## Task to complete
Report how many lines of the listing below include the word "JSON". Give nothing but the number.

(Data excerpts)
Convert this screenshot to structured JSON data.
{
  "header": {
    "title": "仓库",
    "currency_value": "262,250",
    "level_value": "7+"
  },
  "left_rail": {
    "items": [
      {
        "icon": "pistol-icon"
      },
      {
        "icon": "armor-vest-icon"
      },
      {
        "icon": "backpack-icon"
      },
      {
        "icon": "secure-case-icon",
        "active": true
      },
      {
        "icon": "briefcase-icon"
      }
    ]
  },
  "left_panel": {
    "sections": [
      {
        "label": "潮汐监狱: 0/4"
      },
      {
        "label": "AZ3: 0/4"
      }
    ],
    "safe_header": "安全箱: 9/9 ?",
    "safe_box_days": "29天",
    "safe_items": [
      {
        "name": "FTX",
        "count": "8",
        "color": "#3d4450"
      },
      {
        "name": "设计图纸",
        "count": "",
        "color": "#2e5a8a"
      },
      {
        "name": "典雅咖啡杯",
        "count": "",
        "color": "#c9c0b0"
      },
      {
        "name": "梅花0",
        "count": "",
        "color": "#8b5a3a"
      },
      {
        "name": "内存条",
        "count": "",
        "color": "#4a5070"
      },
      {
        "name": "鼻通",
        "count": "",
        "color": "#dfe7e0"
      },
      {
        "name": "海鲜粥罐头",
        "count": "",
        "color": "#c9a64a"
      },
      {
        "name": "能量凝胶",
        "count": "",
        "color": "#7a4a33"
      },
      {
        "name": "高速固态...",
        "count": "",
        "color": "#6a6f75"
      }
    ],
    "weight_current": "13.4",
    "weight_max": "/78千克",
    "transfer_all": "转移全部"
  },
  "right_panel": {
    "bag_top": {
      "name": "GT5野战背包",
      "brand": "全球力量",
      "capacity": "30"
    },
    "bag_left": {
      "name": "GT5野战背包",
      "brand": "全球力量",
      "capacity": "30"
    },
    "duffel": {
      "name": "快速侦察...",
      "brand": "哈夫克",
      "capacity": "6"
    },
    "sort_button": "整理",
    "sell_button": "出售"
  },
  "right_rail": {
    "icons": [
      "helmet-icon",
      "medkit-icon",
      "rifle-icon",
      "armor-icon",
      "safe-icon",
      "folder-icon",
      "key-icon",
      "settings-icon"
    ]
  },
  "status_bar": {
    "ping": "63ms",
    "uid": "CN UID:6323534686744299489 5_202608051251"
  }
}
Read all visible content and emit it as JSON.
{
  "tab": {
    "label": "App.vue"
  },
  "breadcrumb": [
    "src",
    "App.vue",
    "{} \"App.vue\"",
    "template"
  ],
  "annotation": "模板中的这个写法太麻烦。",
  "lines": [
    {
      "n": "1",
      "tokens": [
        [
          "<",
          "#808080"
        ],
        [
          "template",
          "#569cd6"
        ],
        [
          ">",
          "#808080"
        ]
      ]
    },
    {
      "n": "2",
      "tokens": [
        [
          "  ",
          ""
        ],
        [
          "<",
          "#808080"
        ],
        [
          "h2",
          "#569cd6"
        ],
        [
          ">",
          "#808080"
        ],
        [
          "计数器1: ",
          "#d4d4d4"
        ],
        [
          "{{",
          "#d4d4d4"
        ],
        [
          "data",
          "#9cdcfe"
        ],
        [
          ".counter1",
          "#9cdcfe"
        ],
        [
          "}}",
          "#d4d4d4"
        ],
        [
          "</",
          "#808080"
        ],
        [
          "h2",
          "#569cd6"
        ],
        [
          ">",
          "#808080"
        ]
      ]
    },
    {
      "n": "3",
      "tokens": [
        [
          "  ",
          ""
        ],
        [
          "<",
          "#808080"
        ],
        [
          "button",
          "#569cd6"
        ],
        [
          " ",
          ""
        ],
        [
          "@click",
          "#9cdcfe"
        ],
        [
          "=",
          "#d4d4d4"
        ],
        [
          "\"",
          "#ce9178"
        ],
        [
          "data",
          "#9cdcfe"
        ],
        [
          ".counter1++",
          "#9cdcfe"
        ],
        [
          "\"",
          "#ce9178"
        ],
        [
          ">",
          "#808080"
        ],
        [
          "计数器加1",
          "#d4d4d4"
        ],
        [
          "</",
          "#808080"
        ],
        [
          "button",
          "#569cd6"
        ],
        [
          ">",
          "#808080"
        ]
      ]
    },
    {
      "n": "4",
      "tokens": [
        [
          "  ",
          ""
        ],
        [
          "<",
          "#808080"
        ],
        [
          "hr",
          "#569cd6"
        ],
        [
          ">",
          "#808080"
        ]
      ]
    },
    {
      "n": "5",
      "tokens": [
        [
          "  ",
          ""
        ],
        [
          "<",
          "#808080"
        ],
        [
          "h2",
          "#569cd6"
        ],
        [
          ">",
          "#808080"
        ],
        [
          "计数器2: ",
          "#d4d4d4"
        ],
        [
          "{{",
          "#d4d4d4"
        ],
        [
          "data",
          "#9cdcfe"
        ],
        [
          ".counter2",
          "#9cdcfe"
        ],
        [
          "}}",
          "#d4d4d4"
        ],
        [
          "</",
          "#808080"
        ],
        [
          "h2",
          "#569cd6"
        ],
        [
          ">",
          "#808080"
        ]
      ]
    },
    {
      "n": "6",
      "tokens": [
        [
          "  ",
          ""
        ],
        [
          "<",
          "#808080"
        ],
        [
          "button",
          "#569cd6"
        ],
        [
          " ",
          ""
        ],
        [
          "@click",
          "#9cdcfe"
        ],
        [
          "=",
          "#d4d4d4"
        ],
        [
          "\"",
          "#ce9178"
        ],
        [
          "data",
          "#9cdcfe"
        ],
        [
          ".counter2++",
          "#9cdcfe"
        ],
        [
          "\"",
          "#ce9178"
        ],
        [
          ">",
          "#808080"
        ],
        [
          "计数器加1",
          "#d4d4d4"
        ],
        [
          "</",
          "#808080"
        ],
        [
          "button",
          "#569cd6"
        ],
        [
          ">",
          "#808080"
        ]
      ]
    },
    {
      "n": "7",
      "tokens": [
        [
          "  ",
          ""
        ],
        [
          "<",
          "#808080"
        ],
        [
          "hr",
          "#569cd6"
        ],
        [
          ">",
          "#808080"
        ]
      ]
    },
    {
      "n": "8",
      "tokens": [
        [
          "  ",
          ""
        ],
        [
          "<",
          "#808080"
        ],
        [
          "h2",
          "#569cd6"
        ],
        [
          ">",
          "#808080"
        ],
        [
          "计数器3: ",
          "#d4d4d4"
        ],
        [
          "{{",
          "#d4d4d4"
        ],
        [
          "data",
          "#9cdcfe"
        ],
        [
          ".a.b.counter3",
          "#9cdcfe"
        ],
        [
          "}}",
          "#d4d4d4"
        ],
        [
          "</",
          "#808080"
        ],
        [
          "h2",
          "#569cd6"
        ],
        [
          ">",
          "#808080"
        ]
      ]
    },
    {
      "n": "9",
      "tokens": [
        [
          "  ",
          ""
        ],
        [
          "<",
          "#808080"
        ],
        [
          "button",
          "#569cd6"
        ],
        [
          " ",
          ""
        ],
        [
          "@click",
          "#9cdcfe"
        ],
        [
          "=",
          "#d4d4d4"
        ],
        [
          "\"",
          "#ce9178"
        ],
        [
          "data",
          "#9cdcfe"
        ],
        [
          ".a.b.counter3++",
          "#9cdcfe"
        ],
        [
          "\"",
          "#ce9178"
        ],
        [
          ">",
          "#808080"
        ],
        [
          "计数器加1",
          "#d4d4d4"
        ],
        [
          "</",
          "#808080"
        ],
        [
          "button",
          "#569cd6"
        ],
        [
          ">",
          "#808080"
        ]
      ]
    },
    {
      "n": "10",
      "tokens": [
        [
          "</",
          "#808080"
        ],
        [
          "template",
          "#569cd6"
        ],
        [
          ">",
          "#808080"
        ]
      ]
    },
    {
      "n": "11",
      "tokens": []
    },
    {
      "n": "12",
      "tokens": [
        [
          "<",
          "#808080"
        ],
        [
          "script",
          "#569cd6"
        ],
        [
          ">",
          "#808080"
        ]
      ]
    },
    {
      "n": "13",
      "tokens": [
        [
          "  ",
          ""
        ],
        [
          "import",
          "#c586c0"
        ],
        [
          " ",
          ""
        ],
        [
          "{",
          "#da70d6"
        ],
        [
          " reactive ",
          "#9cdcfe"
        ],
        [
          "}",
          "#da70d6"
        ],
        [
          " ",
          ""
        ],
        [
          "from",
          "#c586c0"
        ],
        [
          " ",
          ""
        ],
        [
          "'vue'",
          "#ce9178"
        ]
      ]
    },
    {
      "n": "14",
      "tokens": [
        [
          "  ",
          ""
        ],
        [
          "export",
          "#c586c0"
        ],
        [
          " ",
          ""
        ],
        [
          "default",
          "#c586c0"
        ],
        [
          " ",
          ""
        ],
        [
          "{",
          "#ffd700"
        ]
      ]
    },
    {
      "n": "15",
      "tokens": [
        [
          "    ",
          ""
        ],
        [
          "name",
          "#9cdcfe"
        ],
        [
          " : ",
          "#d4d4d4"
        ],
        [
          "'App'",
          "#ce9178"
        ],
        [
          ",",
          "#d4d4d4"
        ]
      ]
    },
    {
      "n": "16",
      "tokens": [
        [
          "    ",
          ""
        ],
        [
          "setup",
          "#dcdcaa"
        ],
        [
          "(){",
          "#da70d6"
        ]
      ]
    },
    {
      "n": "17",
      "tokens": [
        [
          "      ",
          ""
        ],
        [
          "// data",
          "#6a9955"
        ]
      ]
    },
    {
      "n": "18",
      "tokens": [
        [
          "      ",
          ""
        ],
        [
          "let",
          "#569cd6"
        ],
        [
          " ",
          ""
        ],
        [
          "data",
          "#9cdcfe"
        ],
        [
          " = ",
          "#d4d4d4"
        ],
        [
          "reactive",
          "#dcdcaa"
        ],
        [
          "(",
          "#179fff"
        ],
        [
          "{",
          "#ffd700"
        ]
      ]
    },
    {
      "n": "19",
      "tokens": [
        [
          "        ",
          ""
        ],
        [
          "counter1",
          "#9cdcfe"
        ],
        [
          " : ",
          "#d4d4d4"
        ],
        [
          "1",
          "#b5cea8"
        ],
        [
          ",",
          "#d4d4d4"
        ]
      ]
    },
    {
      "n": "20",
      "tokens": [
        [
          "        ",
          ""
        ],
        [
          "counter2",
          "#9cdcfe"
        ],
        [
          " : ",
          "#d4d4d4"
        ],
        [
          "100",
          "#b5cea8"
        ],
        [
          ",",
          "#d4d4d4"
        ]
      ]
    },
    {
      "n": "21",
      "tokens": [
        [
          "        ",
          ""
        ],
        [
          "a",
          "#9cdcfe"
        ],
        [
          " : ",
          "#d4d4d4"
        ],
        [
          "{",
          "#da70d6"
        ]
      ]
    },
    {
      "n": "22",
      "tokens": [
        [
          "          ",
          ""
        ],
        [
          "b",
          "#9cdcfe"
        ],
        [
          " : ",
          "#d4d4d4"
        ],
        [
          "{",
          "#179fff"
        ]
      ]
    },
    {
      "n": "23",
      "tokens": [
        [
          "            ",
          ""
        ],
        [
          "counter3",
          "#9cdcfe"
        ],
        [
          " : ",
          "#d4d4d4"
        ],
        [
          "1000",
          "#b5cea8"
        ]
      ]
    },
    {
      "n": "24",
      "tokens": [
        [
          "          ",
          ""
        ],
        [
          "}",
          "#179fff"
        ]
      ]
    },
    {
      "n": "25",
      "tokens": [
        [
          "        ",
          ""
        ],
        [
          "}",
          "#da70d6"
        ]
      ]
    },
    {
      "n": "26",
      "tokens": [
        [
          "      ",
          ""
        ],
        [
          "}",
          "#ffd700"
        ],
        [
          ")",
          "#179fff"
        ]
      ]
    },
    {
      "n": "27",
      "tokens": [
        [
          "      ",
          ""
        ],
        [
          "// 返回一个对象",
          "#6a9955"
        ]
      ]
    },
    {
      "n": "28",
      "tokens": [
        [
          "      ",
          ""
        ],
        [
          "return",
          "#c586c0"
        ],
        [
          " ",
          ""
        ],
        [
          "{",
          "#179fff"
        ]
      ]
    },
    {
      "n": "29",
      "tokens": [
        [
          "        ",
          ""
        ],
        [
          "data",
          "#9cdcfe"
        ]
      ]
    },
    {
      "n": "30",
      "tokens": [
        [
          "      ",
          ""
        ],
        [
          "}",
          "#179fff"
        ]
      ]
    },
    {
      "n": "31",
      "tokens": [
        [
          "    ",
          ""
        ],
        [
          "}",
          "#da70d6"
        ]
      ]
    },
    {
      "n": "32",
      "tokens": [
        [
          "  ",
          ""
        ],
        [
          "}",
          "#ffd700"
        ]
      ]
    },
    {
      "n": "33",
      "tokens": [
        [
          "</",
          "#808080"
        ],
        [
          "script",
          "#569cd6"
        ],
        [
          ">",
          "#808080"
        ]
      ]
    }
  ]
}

## Complete output
2